Given data below:
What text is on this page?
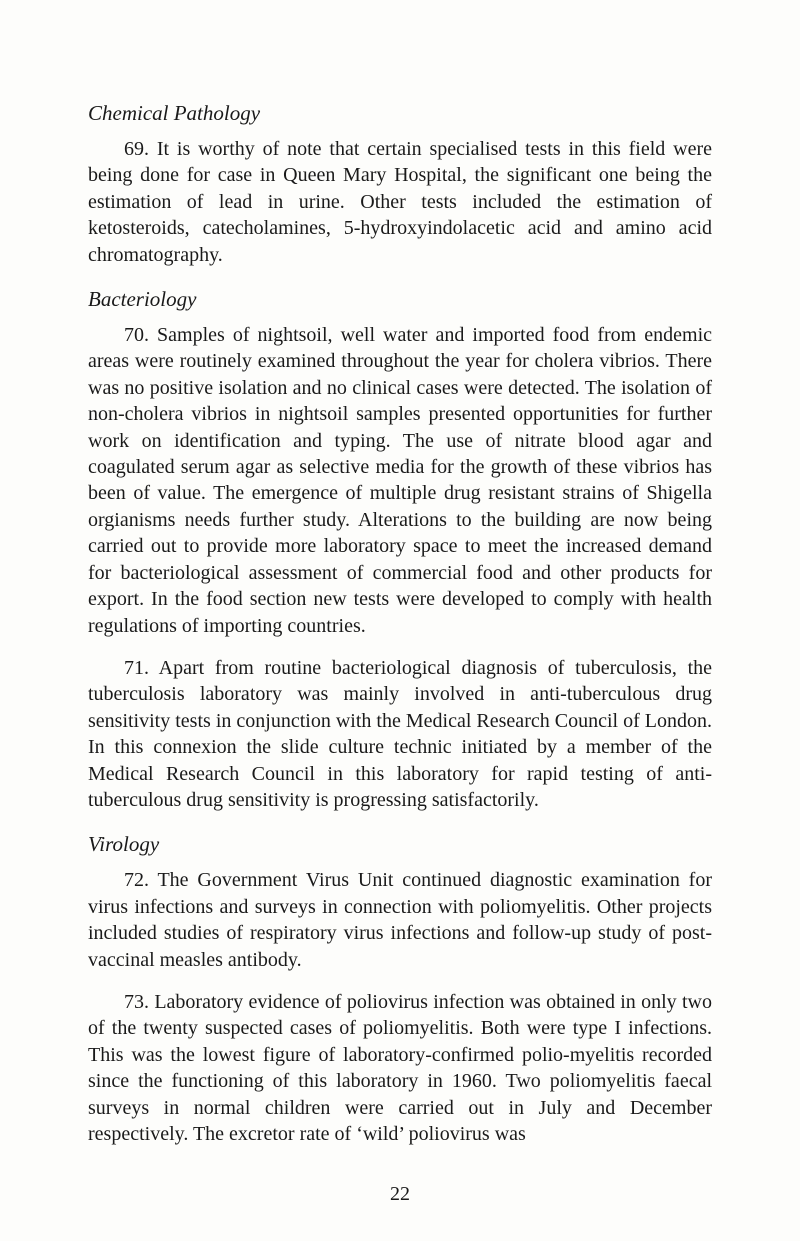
Chemical Pathology

69. It is worthy of note that certain specialised tests in this field were being done for case in Queen Mary Hospital, the significant one being the estimation of lead in urine. Other tests included the estimation of ketosteroids, catecholamines, 5-hydroxyindolacetic acid and amino acid chromatography.

Bacteriology

70. Samples of nightsoil, well water and imported food from endemic areas were routinely examined throughout the year for cholera vibrios. There was no positive isolation and no clinical cases were detected. The isolation of non-cholera vibrios in nightsoil samples presented opportunities for further work on identification and typing. The use of nitrate blood agar and coagulated serum agar as selective media for the growth of these vibrios has been of value. The emergence of multiple drug resistant strains of Shigella orgianisms needs further study. Alterations to the building are now being carried out to provide more laboratory space to meet the increased demand for bacteriological assessment of commercial food and other products for export. In the food section new tests were developed to comply with health regulations of importing countries.

71. Apart from routine bacteriological diagnosis of tuberculosis, the tuberculosis laboratory was mainly involved in anti-tuberculous drug sensitivity tests in conjunction with the Medical Research Council of London. In this connexion the slide culture technic initiated by a member of the Medical Research Council in this laboratory for rapid testing of anti-tuberculous drug sensitivity is progressing satisfactorily.

Virology

72. The Government Virus Unit continued diagnostic examination for virus infections and surveys in connection with poliomyelitis. Other projects included studies of respiratory virus infections and follow-up study of post-vaccinal measles antibody.

73. Laboratory evidence of poliovirus infection was obtained in only two of the twenty suspected cases of poliomyelitis. Both were type I infections. This was the lowest figure of laboratory-confirmed polio-myelitis recorded since the functioning of this laboratory in 1960. Two poliomyelitis faecal surveys in normal children were carried out in July and December respectively. The excretor rate of ‘wild’ poliovirus was

22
End of Given data.
◆ Try it
With "surveys" as the word to match, copy each line of the records that has it.

◆ Task answer
72. The Government Virus Unit continued diagnostic examination for virus infections and surveys in connection with poliomyelitis. Other projects included studies of respiratory virus infections and follow-up study of post-vaccinal measles antibody.
73. Laboratory evidence of poliovirus infection was obtained in only two of the twenty suspected cases of poliomyelitis. Both were type I infections. This was the lowest figure of laboratory-confirmed polio-myelitis recorded since the functioning of this laboratory in 1960. Two poliomyelitis faecal surveys in normal children were carried out in July and December respectively. The excretor rate of ‘wild’ poliovirus was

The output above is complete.